■ Text passage:
— START —
In Ireland, according to Irish chef Darina Allen, early pigs were "thin, scrawny and vicious in temperament," capable of leaping over a fence. They were raised mainly on beech and oak nuts, which the pigs obtained by feeding in woodlands.
But once the potato was introduced into Ireland (sometime in the 1600s) and evolved into a staple food of the poor (by the early 1700s), people could raise their pigs closer to home; Allen writes, "After the widespread adoption of the potato, virtually every hovel could afford to rear a pig in good years, because the animal could be fed on surplus potatoes, potato skins and sour milk."
Indeed, pigs ate nearly anything and everything, and fattened nicely on this random fare. When the pig finally had its rendezvous with the butcher's knife, every bit of it was put to use. Pigs "were prized possessions," says Allen, "not only providing several months' supply of meat for the household, but also leaving enough over to share with neighbors."
So important was the pig to a family living a hardscrabble life that it earned the nickname of "the gentleman who pays the rent." Another luck-and-swine saying is "on the pig's back," the literal translation of the Gaelic phrase ar mhuin na muice, a colloquialism that means "well off" or, well, living "high on the hog."
The pig's ubiquity on Irish farms naturally evolved into an association with Irish nationality itself, just as a gentle cow is linked with imagery of Swiss mountainsides or a longhorn steer with the western United States.
Wagner's take on the popular piggy is a bright green little fellow who carries a shamrock in his mouth--a gold one, no less, thus adding the lucky symbolism of the clover with that of the gold coin.
My own little Paddy's pig was made after German unification (his tag says Wagner Handwork Germany, and the lack of a "West" before "Germany" shows that he's a post-1990 creation).
— END —
■ To be done:
1. Repeat the passage on pigs in Ireland word for word from "Wagner's take on" to "the gold coin.".
2. In the passage on pigs in Ireland, what were early Irish pigs mainly raised on?
3. Pick up the passage on pigs in Ireland after its final sentence and carry it on.
The lines that come next stand apart from the passage on pigs in Ireland.

(Layout region records)
— START —
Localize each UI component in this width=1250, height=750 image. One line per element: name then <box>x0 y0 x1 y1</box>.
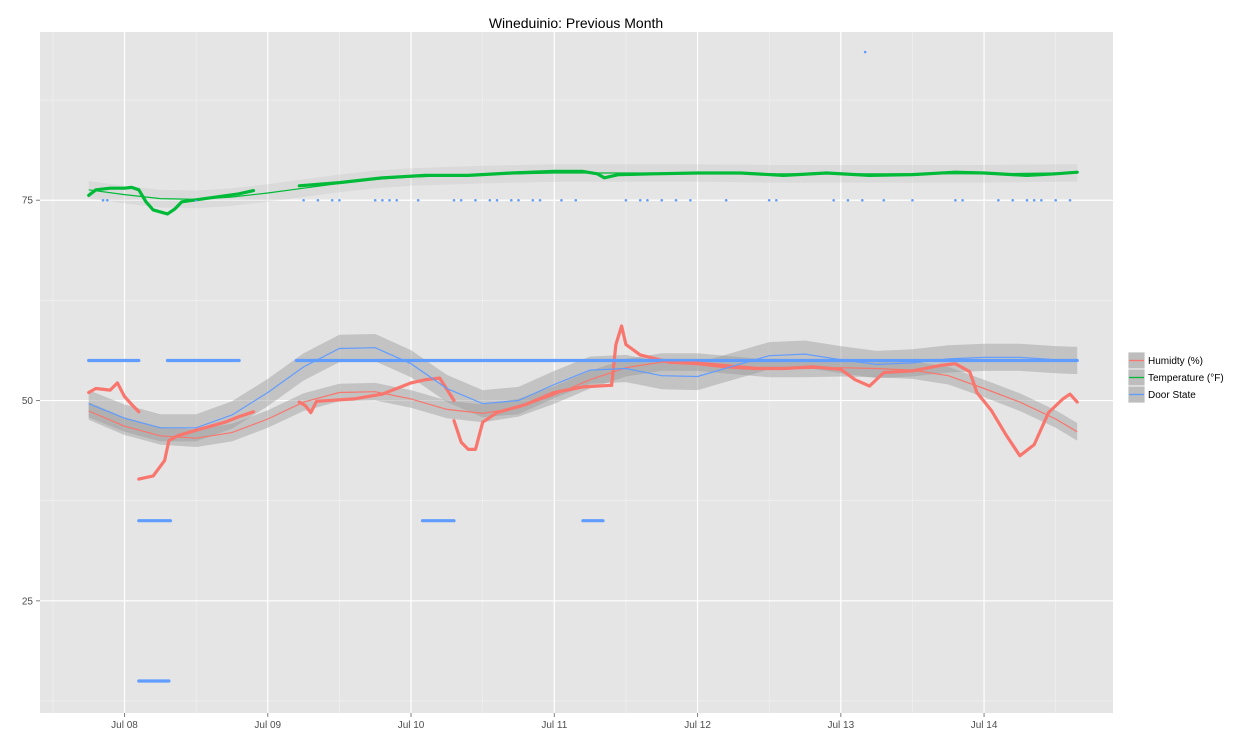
door-state-point <box>316 198 320 202</box>
humidity-points-run <box>137 410 256 481</box>
door-state-point <box>846 198 850 202</box>
x-tick-label: Jul 12 <box>684 720 711 731</box>
humidity-smooth-ribbon <box>88 353 1078 447</box>
door-state-point <box>1068 198 1072 202</box>
temperature-smooth-line <box>88 172 1078 201</box>
door-state-point <box>1025 198 1029 202</box>
plot-panel <box>40 32 1113 713</box>
door-state-point <box>459 198 463 202</box>
door-state-point <box>860 198 864 202</box>
humidity-points-run <box>87 381 141 414</box>
door-state-point <box>997 198 1000 202</box>
door-state-point <box>373 198 377 202</box>
door-state-point <box>624 198 628 202</box>
door-state-point <box>381 198 384 202</box>
door-state-point <box>1054 198 1057 202</box>
x-tick-label: Jul 10 <box>398 720 425 731</box>
y-tick-label: 75 <box>22 196 34 207</box>
door-state-point <box>517 198 520 202</box>
door-state-point <box>488 198 492 202</box>
humidity-smooth-line <box>88 361 1078 439</box>
series-door-state <box>87 50 1079 683</box>
legend-item: Temperature (°F) <box>1127 368 1224 387</box>
door-state-point <box>832 198 835 202</box>
door-state-point <box>660 198 664 202</box>
x-tick-label: Jul 08 <box>111 720 138 731</box>
x-tick-label: Jul 09 <box>254 720 281 731</box>
door-state-point <box>510 198 513 202</box>
humidity-points-run <box>452 383 614 451</box>
y-axis: 25 50 75 <box>22 196 40 607</box>
door-state-point <box>1040 198 1043 202</box>
legend-item: Door State <box>1127 385 1196 404</box>
door-state-point <box>574 198 578 202</box>
door-state-point <box>474 198 477 202</box>
door-state-point <box>775 198 778 202</box>
door-state-point <box>395 198 399 202</box>
x-axis: Jul 08 Jul 09 Jul 10 Jul 11 Jul 12 Jul 13 Jul … <box>111 713 998 731</box>
door-state-point <box>724 198 728 202</box>
smooth-layer <box>88 172 1078 439</box>
grid-major <box>40 32 1113 713</box>
door-state-point <box>674 198 678 202</box>
door-state-point <box>106 198 109 202</box>
legend: Humidty (%) Temperature (°F) Door State <box>1127 351 1224 404</box>
door-state-point <box>531 198 535 202</box>
door-state-point <box>330 198 334 202</box>
temperature-smooth-ribbon <box>88 164 1078 209</box>
door-state-point <box>961 198 964 202</box>
x-tick-label: Jul 14 <box>971 720 998 731</box>
door-state-point <box>1032 198 1036 202</box>
door-state-point <box>495 198 499 202</box>
y-tick-label: 25 <box>22 596 34 607</box>
legend-label: Temperature (°F) <box>1148 373 1224 384</box>
door-state-point <box>1011 198 1015 202</box>
door-state-point <box>767 198 771 202</box>
door-state-point <box>689 198 692 202</box>
door-state-point <box>452 198 456 202</box>
door-state-point <box>538 198 542 202</box>
door-state-point <box>302 198 305 202</box>
door-state-point <box>638 198 642 202</box>
door-state-point <box>863 50 867 54</box>
door-state-point <box>560 198 563 202</box>
door-state-point <box>388 198 391 202</box>
x-tick-label: Jul 11 <box>541 720 567 731</box>
door-state-point <box>338 198 341 202</box>
x-tick-label: Jul 13 <box>827 720 854 731</box>
door-state-point <box>416 198 420 202</box>
legend-label: Humidty (%) <box>1148 356 1203 367</box>
door-state-point <box>882 198 886 202</box>
y-tick-label: 50 <box>22 396 34 407</box>
door-state-point <box>646 198 649 202</box>
door-state-point <box>101 198 105 202</box>
door-state-smooth-line <box>88 347 1078 429</box>
chart-title: Wineduinio: Previous Month <box>489 15 663 31</box>
door-state-point <box>911 198 914 202</box>
humidity-points-run <box>810 362 1079 458</box>
legend-label: Door State <box>1148 390 1196 401</box>
door-state-point <box>954 198 957 202</box>
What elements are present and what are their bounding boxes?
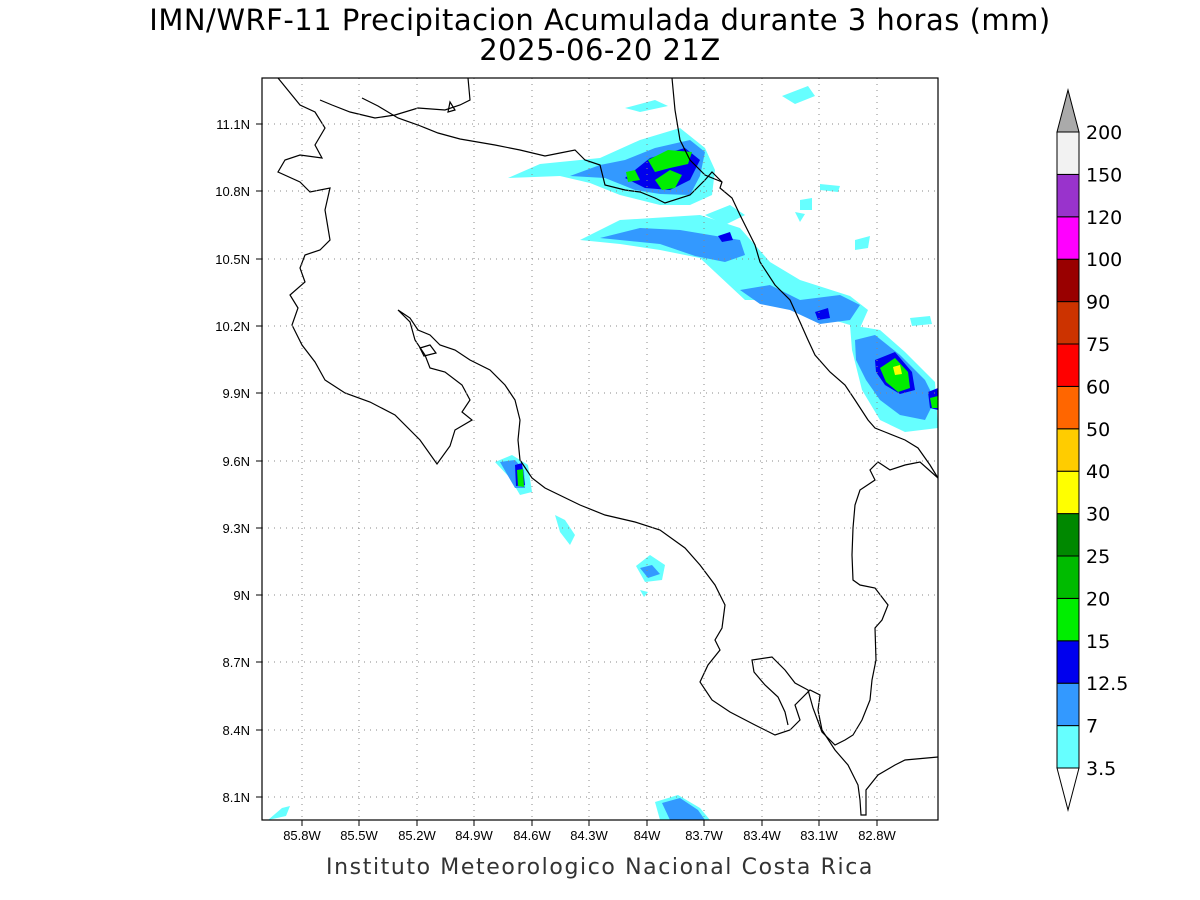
map-subtitle: 2025-06-20 21Z xyxy=(479,33,721,67)
coastlines xyxy=(277,77,939,816)
colorbar-label: 150 xyxy=(1086,164,1122,186)
colorbar-label: 75 xyxy=(1086,334,1110,356)
colorbar: 3.5 7 12.5 15 20 25 30 40 50 60 75 90 100 120 150 200 xyxy=(1056,88,1128,812)
colorbar-label: 50 xyxy=(1086,419,1110,441)
colorbar-swatch xyxy=(1056,640,1080,684)
footer-credit: Instituto Meteorologico Nacional Costa R… xyxy=(326,855,874,880)
colorbar-swatch xyxy=(1056,173,1080,218)
colorbar-swatch xyxy=(1056,131,1080,175)
colorbar-label: 40 xyxy=(1086,461,1110,483)
lon-tick-label: 83.1W xyxy=(800,828,838,843)
colorbar-label: 15 xyxy=(1086,631,1110,653)
lat-tick-label: 10.8N xyxy=(215,184,250,199)
lon-tick-label: 85.8W xyxy=(283,828,321,843)
colorbar-top-arrow xyxy=(1056,88,1080,133)
lon-tick-label: 82.8W xyxy=(858,828,896,843)
colorbar-label: 7 xyxy=(1086,716,1098,738)
colorbar-label: 200 xyxy=(1086,122,1122,144)
map-frame xyxy=(261,77,939,821)
lon-axis-labels: 85.8W 85.5W 85.2W 84.9W 84.6W 84.3W 84W … xyxy=(283,828,896,843)
colorbar-label: 30 xyxy=(1086,504,1110,526)
colorbar-swatch xyxy=(1056,725,1080,769)
colorbar-labels: 3.5 7 12.5 15 20 25 30 40 50 60 75 90 100 120 150 200 xyxy=(1086,122,1128,780)
colorbar-swatch xyxy=(1056,343,1080,387)
lat-tick-label: 8.7N xyxy=(223,655,250,670)
colorbar-label: 20 xyxy=(1086,588,1110,610)
tick-marks xyxy=(256,123,878,826)
colorbar-swatch xyxy=(1056,428,1080,472)
grid xyxy=(262,78,938,820)
colorbar-label: 100 xyxy=(1086,249,1122,271)
precipitation-field xyxy=(268,86,938,820)
colorbar-swatch xyxy=(1056,597,1080,642)
lat-tick-label: 11.1N xyxy=(216,117,250,132)
lat-tick-label: 10.2N xyxy=(215,319,250,334)
lon-tick-label: 84.3W xyxy=(570,828,608,843)
colorbar-label: 25 xyxy=(1086,546,1110,568)
colorbar-swatches xyxy=(1056,131,1080,769)
colorbar-label: 90 xyxy=(1086,292,1110,314)
lat-tick-label: 9.9N xyxy=(223,386,250,401)
colorbar-swatch xyxy=(1056,470,1080,515)
colorbar-label: 60 xyxy=(1086,376,1110,398)
lat-axis-labels: 11.1N 10.8N 10.5N 10.2N 9.9N 9.6N 9.3N 9… xyxy=(215,117,250,805)
colorbar-label: 120 xyxy=(1086,207,1122,229)
colorbar-swatch xyxy=(1056,301,1080,345)
colorbar-swatch xyxy=(1056,513,1080,557)
colorbar-swatch xyxy=(1056,258,1080,303)
lat-tick-label: 8.1N xyxy=(223,790,250,805)
colorbar-bottom-arrow xyxy=(1056,767,1080,812)
colorbar-swatch xyxy=(1056,555,1080,599)
lon-tick-label: 85.5W xyxy=(340,828,378,843)
lat-tick-label: 9.6N xyxy=(223,454,250,469)
colorbar-swatch xyxy=(1056,216,1080,260)
colorbar-swatch xyxy=(1056,682,1080,727)
map-title: IMN/WRF-11 Precipitacion Acumulada duran… xyxy=(149,3,1051,37)
lon-tick-label: 83.4W xyxy=(743,828,781,843)
lat-tick-label: 10.5N xyxy=(215,252,250,267)
lon-tick-label: 83.7W xyxy=(685,828,723,843)
colorbar-label: 3.5 xyxy=(1086,758,1116,780)
colorbar-label: 12.5 xyxy=(1086,673,1128,695)
lat-tick-label: 9.3N xyxy=(223,521,250,536)
lon-tick-label: 84.6W xyxy=(513,828,551,843)
lon-tick-label: 84.9W xyxy=(455,828,493,843)
lat-tick-label: 9N xyxy=(233,588,250,603)
lon-tick-label: 84W xyxy=(634,828,661,843)
lat-tick-label: 8.4N xyxy=(223,723,250,738)
lon-tick-label: 85.2W xyxy=(398,828,436,843)
colorbar-swatch xyxy=(1056,385,1080,430)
— END —
■ Final results:
1.
Wagner's take on the popular piggy is a bright green little fellow who carries a shamrock in his mouth--a gold one, no less, thus adding the lucky symbolism of the clover with that of the gold coin.

2. Beech and oak nuts, which the pigs got by feeding in woodlands.

3.
He's got bright orange eyes and has something of the crazed look that you'll often find on the earliest Wagners, the ones that bear the green-and-white labels reading "M.C. Originals" that show a chimpanzee's face.
Incidentally, Germany itself is as familiar with the notion of the lucky pig as Ireland is (and like the Irish, the Germans--famous for cuisine that includes pork deli meats and sausages--made use of the pig from snout to tail).
The German phrase Schwein haben ("to have pig") means, like "on the pig's back," that a person has come into good fortune and is a Glucksschwein, or "lucky pig."
The pigs that cavort among shamrocks on vintage St. Patrick's Day cards from Ireland are matched by German usage of pigs as symbols of good luck on greeting cards, as ornaments, and the like.
This association is celebrated during the Christmas holidays when children receive marzipan pigs as a token for good luck in the year ahead.
I'd be curious to know if any of you have other variations on the Wagner Paddy's Pig!
Clearly, at a glance, anybody would know that the shamrock-toting swine is a St. Patrick's Day ornament, but it gave me a fun excuse to traipse around and look for more information about this popular symbol of luck and Eire (something that I love to do, being both an information packrat and half-Irish).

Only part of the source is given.